### Exercise brief
Pull out every line below that contains the word "this".

--- Start of Stored rows ---

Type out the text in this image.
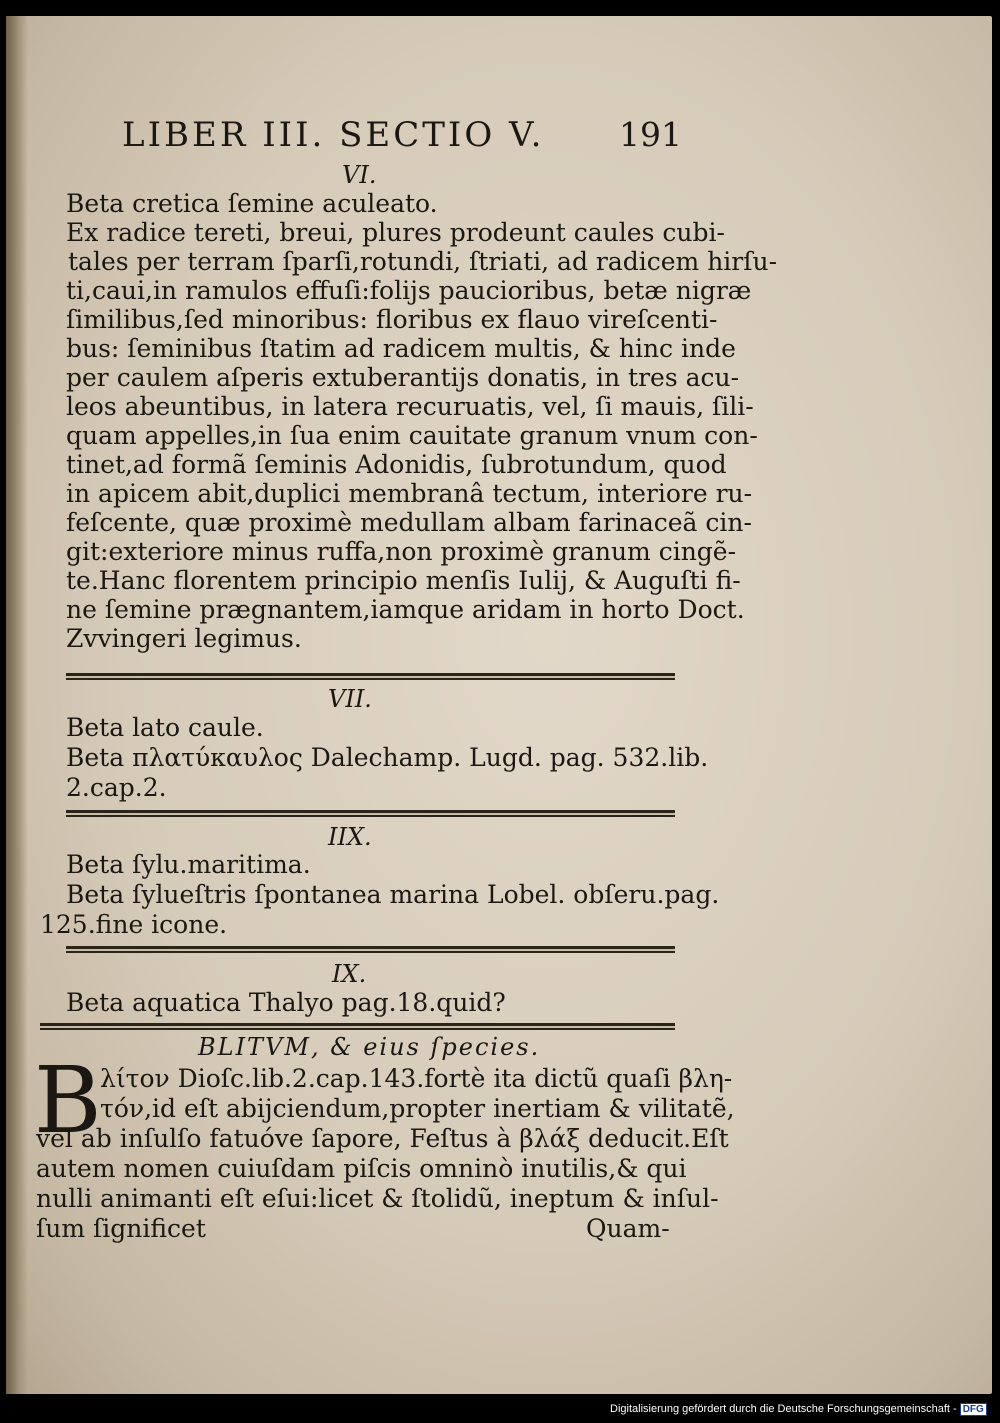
LIBER III. SECTIO V. 191
VI.
Beta cretica ſemine aculeato.
Ex radice tereti, breui, plures prodeunt caules cubi-
tales per terram ſparſi,rotundi, ſtriati, ad radicem hirſu-
ti,caui,in ramulos effuſi:folijs paucioribus, betæ nigræ
ſimilibus,ſed minoribus: floribus ex flauo vireſcenti-
bus: ſeminibus ſtatim ad radicem multis, & hinc inde
per caulem aſperis extuberantijs donatis, in tres acu-
leos abeuntibus, in latera recuruatis, vel, ſi mauis, ſili-
quam appelles,in ſua enim cauitate granum vnum con-
tinet,ad formã ſeminis Adonidis, ſubrotundum, quod
in apicem abit,duplici membranâ tectum, interiore ru-
feſcente, quæ proximè medullam albam farinaceã cin-
git:exteriore minus ruffa,non proximè granum cingẽ-
te.Hanc florentem principio menſis Iulij, & Auguſti fi-
ne ſemine prægnantem,iamque aridam in horto Doct.
Zvvingeri legimus.
VII.
Beta lato caule.
Beta πλατύκαυλος Dalechamp. Lugd. pag. 532.lib.
2.cap.2.
IIX.
Beta ſylu.maritima.
Beta ſylueſtris ſpontanea marina Lobel. obſeru.pag.
125.fine icone.
IX.
Beta aquatica Thalyo pag.18.quid?
BLITVM, & eius ſpecies.
B
λίτον Dioſc.lib.2.cap.143.fortè ita dictũ quaſi βλη-
τόν,id eſt abijciendum,propter inertiam & vilitatẽ,
vel ab inſulſo fatuóve ſapore, Feſtus à βλάξ deducit.Eſt
autem nomen cuiuſdam piſcis omninò inutilis,& qui
nulli animanti eſt eſui:licet & ſtolidũ, ineptum & inſul-
ſum ſignificet	Quam-
Digitalisierung gefördert durch die Deutsche Forschungsgemeinschaft - DFG
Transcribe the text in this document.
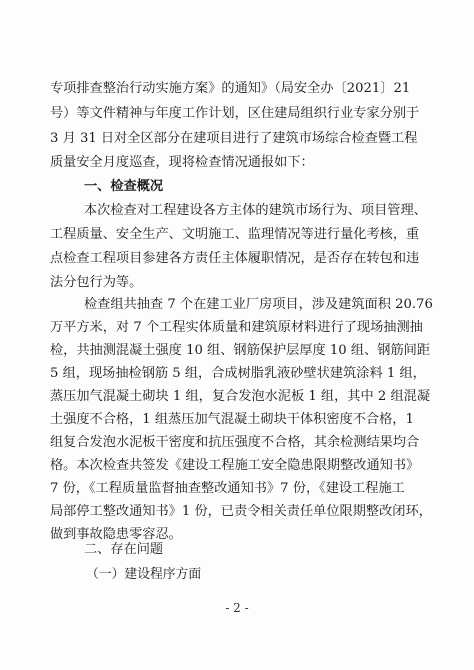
专项排查整治行动实施方案》的通知》（局安全办〔2021〕21
号）等文件精神与年度工作计划，区住建局组织行业专家分别于
3 月 31 日对全区部分在建项目进行了建筑市场综合检查暨工程
质量安全月度巡查，现将检查情况通报如下：
一、检查概况
本次检查对工程建设各方主体的建筑市场行为、项目管理、
工程质量、安全生产、文明施工、监理情况等进行量化考核，重
点检查工程项目参建各方责任主体履职情况，是否存在转包和违
法分包行为等。
检查组共抽查 7 个在建工业厂房项目，涉及建筑面积 20.76
万平方米，对 7 个工程实体质量和建筑原材料进行了现场抽测抽
检，共抽测混凝土强度 10 组、钢筋保护层厚度 10 组、钢筋间距
5 组，现场抽检钢筋 5 组，合成树脂乳液砂壁状建筑涂料 1 组，
蒸压加气混凝土砌块 1 组，复合发泡水泥板 1 组，其中 2 组混凝
土强度不合格，1 组蒸压加气混凝土砌块干体积密度不合格，1
组复合发泡水泥板干密度和抗压强度不合格，其余检测结果均合
格。本次检查共签发《建设工程施工安全隐患限期整改通知书》
7 份，《工程质量监督抽查整改通知书》7 份，《建设工程施工
局部停工整改通知书》1 份，已责令相关责任单位限期整改闭环，
- 2 -
做到事故隐患零容忍。
二、存在问题
（一）建设程序方面
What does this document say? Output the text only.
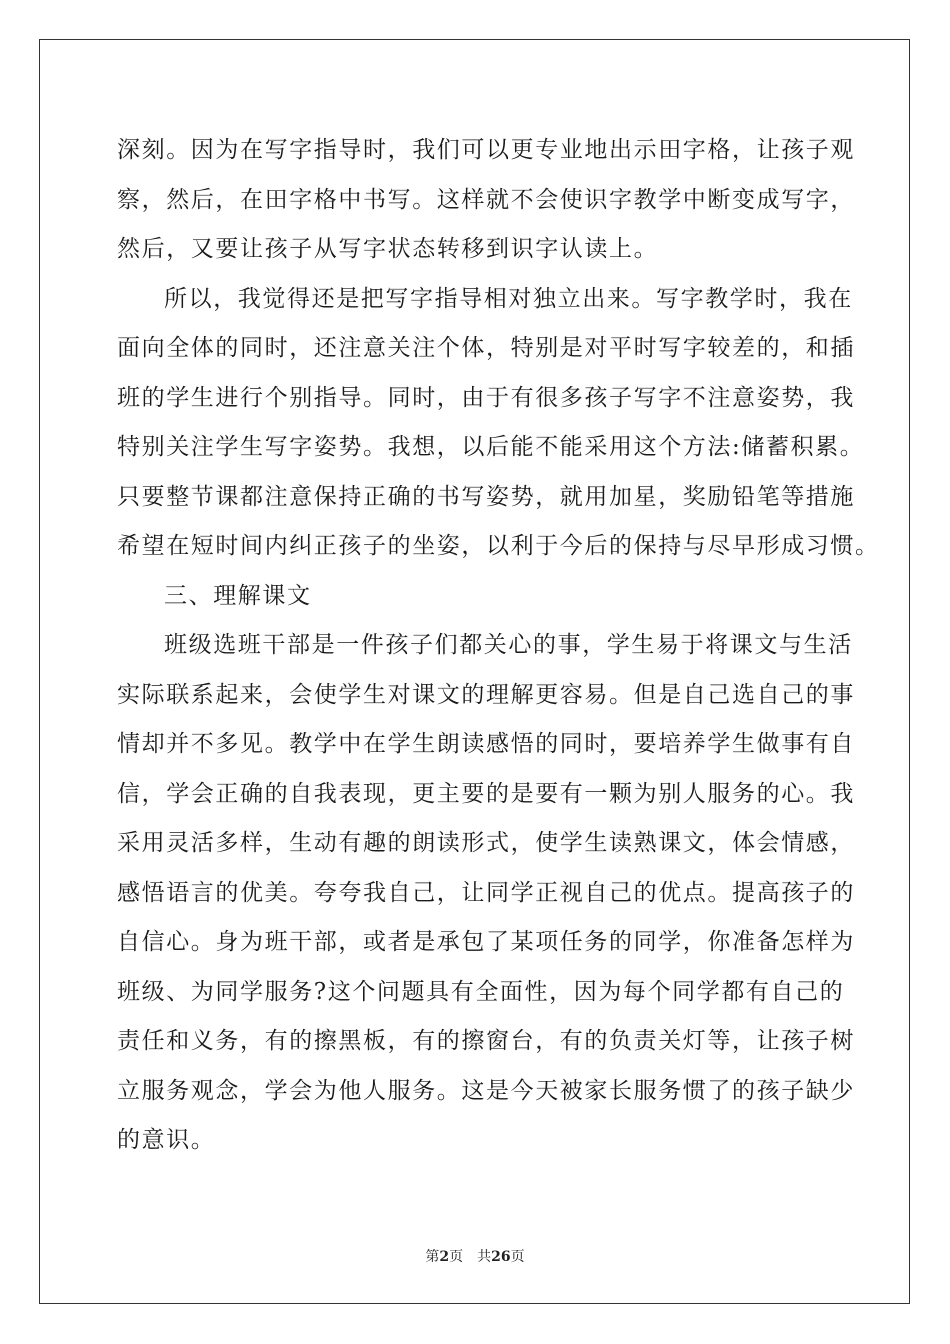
深刻。因为在写字指导时，我们可以更专业地出示田字格，让孩子观
察，然后，在田字格中书写。这样就不会使识字教学中断变成写字，
然后，又要让孩子从写字状态转移到识字认读上。
所以，我觉得还是把写字指导相对独立出来。写字教学时，我在
面向全体的同时，还注意关注个体，特别是对平时写字较差的，和插
班的学生进行个别指导。同时，由于有很多孩子写字不注意姿势，我
特别关注学生写字姿势。我想，以后能不能采用这个方法:储蓄积累。
只要整节课都注意保持正确的书写姿势，就用加星，奖励铅笔等措施
希望在短时间内纠正孩子的坐姿，以利于今后的保持与尽早形成习惯。
三、理解课文
班级选班干部是一件孩子们都关心的事，学生易于将课文与生活
实际联系起来，会使学生对课文的理解更容易。但是自己选自己的事
情却并不多见。教学中在学生朗读感悟的同时，要培养学生做事有自
信，学会正确的自我表现，更主要的是要有一颗为别人服务的心。我
采用灵活多样，生动有趣的朗读形式，使学生读熟课文，体会情感，
感悟语言的优美。夸夸我自己，让同学正视自己的优点。提高孩子的
自信心。身为班干部，或者是承包了某项任务的同学，你准备怎样为
班级、为同学服务?这个问题具有全面性，因为每个同学都有自己的
责任和义务，有的擦黑板，有的擦窗台，有的负责关灯等，让孩子树
立服务观念，学会为他人服务。这是今天被家长服务惯了的孩子缺少
的意识。
第2页 共26页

--- End of Stored rows ---

### Result
Type out the text in this image.
Transcribe the text in this document.
What does this document say? Output the text only.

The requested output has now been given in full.